- **DATASET EXTRACT**:
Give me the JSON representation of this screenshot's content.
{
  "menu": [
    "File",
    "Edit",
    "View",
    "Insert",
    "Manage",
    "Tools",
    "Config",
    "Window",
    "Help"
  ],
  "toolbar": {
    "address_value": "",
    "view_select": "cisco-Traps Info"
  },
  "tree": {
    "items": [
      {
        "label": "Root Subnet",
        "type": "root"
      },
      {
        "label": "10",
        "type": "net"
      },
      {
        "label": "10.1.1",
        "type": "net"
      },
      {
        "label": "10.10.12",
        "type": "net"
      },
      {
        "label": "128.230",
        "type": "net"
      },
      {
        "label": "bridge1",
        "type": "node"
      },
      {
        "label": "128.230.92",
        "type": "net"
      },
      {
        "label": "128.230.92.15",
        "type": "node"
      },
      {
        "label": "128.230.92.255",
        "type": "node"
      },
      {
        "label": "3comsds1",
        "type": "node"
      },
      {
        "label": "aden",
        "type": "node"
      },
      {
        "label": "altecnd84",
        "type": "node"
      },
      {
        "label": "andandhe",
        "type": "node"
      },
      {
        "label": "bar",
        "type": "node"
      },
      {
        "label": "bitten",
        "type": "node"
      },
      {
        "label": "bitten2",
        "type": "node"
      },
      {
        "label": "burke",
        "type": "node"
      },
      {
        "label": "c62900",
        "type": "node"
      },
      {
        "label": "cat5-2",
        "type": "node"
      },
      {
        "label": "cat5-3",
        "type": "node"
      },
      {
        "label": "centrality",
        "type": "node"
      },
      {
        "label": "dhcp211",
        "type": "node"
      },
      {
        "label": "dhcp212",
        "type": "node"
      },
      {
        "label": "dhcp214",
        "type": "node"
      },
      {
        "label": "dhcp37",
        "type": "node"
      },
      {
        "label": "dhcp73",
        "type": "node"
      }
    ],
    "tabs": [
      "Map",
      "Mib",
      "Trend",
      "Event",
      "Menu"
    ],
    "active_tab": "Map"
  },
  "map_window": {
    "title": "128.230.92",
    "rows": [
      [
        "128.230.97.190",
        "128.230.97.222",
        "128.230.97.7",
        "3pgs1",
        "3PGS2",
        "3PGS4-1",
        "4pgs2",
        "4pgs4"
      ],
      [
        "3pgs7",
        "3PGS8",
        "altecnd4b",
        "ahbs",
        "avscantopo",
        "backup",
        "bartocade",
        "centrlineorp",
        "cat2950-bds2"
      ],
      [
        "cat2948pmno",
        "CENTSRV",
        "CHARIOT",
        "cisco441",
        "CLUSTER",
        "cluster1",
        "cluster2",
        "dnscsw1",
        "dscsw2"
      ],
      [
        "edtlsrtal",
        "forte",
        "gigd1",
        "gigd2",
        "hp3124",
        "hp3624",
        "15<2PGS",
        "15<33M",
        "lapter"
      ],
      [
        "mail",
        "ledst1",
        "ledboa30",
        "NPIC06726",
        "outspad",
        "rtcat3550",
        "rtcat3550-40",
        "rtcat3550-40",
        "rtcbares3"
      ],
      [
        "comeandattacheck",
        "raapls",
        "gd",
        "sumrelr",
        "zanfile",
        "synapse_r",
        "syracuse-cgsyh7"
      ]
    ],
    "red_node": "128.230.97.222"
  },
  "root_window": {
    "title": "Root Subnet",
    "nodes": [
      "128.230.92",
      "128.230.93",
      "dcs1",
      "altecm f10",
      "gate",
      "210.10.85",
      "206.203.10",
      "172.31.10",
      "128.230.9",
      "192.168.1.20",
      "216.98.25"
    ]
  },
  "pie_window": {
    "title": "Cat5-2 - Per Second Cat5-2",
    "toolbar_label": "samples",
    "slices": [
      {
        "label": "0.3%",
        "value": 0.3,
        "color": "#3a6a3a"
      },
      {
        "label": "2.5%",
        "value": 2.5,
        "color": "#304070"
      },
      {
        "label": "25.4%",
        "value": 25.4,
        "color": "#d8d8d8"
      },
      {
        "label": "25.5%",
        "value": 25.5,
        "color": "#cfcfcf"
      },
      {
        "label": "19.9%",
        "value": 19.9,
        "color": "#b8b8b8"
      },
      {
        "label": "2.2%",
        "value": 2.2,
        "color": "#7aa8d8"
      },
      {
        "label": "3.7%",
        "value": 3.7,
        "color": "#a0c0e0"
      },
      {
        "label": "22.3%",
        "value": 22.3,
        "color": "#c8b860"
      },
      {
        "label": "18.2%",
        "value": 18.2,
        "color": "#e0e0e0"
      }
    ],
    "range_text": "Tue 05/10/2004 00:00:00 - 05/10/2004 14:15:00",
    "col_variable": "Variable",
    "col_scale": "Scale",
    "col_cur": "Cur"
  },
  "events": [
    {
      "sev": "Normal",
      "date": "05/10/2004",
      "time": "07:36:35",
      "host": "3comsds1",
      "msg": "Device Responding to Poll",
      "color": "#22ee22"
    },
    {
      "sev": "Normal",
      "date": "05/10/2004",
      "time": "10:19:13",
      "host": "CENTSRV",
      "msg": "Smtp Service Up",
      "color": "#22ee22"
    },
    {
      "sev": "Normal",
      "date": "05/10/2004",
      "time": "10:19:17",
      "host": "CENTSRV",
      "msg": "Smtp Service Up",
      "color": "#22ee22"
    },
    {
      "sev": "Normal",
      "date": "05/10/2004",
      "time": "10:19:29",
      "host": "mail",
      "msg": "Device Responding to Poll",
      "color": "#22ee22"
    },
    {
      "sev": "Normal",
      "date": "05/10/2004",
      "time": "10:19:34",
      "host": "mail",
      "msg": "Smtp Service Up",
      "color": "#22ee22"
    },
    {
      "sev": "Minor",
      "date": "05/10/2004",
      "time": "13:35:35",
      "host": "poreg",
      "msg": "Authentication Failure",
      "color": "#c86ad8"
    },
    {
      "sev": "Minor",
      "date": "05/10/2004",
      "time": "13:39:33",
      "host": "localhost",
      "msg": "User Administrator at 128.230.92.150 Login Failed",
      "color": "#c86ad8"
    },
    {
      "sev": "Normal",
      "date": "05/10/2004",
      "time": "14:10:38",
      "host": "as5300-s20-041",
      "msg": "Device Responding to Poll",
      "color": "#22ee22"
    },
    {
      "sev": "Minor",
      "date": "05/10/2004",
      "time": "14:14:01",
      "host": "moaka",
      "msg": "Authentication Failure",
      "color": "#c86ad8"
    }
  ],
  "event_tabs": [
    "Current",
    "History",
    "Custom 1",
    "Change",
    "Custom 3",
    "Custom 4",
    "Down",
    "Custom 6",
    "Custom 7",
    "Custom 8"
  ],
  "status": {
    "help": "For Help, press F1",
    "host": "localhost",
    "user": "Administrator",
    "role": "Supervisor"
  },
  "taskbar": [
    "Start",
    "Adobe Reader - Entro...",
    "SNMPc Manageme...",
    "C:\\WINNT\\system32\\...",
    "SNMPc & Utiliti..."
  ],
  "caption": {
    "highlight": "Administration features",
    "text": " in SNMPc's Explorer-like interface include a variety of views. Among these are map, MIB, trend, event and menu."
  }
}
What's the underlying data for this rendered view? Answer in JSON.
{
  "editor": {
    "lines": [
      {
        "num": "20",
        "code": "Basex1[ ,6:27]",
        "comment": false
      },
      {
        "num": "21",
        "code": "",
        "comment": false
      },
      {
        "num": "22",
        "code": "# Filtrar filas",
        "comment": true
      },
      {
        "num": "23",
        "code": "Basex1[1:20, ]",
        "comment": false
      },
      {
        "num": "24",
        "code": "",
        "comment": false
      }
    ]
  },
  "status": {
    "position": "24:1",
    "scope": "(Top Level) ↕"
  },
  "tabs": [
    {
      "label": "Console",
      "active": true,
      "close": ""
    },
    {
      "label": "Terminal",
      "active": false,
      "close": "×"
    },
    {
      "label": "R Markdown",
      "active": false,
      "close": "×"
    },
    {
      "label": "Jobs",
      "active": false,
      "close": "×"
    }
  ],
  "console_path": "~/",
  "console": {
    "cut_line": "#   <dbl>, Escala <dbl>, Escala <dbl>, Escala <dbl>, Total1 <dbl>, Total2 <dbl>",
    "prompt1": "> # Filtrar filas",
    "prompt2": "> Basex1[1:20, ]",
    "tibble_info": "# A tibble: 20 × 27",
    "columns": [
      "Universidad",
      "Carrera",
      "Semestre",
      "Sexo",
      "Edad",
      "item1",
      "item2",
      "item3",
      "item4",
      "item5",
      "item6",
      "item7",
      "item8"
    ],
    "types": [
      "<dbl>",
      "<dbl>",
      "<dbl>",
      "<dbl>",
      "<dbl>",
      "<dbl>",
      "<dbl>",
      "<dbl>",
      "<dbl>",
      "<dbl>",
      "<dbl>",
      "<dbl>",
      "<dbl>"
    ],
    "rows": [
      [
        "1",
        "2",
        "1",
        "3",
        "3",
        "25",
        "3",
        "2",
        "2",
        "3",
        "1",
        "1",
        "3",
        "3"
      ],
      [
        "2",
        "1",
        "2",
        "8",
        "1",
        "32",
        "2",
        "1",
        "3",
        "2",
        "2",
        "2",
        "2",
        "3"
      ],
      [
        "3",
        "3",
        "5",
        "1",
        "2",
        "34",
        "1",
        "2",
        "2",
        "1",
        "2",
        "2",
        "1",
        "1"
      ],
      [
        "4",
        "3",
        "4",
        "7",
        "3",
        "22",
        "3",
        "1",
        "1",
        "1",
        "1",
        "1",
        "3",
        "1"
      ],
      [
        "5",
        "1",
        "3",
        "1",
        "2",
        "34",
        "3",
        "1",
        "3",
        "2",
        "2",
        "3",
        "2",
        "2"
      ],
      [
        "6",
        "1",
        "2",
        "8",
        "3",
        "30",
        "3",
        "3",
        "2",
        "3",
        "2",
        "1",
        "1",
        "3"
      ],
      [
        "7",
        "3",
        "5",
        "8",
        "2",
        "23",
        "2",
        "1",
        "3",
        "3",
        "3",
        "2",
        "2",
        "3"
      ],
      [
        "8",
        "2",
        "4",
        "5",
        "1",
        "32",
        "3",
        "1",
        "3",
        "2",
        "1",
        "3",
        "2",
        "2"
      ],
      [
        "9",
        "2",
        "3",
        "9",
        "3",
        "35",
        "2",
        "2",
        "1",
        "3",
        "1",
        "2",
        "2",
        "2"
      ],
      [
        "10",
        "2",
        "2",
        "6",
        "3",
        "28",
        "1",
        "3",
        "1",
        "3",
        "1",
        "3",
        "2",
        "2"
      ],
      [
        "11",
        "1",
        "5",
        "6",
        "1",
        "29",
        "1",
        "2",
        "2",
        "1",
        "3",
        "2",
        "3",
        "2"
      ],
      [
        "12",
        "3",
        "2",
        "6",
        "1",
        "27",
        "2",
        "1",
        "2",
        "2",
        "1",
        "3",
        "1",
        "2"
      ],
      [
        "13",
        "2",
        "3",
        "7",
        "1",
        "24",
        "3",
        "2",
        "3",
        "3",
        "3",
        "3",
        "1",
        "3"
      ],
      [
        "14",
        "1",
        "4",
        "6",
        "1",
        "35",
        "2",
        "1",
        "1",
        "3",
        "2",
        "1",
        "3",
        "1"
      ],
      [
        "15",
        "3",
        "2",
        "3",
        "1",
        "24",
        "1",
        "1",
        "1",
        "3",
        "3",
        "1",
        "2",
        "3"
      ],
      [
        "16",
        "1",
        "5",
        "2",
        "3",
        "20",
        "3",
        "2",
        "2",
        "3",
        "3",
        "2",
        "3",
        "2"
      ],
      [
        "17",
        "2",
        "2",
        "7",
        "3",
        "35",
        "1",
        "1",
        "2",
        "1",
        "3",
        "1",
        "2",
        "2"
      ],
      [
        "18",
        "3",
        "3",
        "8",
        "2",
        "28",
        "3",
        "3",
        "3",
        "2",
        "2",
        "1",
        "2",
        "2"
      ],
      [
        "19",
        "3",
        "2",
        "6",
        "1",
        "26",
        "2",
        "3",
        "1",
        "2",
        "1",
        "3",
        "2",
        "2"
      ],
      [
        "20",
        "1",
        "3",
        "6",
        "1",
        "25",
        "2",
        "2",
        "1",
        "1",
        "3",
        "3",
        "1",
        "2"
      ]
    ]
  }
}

- **WHAT NEEDS TO BE DONE**: Report back each line of the entries that holds the string "JSON".

- **CORRECT ANSWER**:
Give me the JSON representation of this screenshot's content.
What's the underlying data for this rendered view? Answer in JSON.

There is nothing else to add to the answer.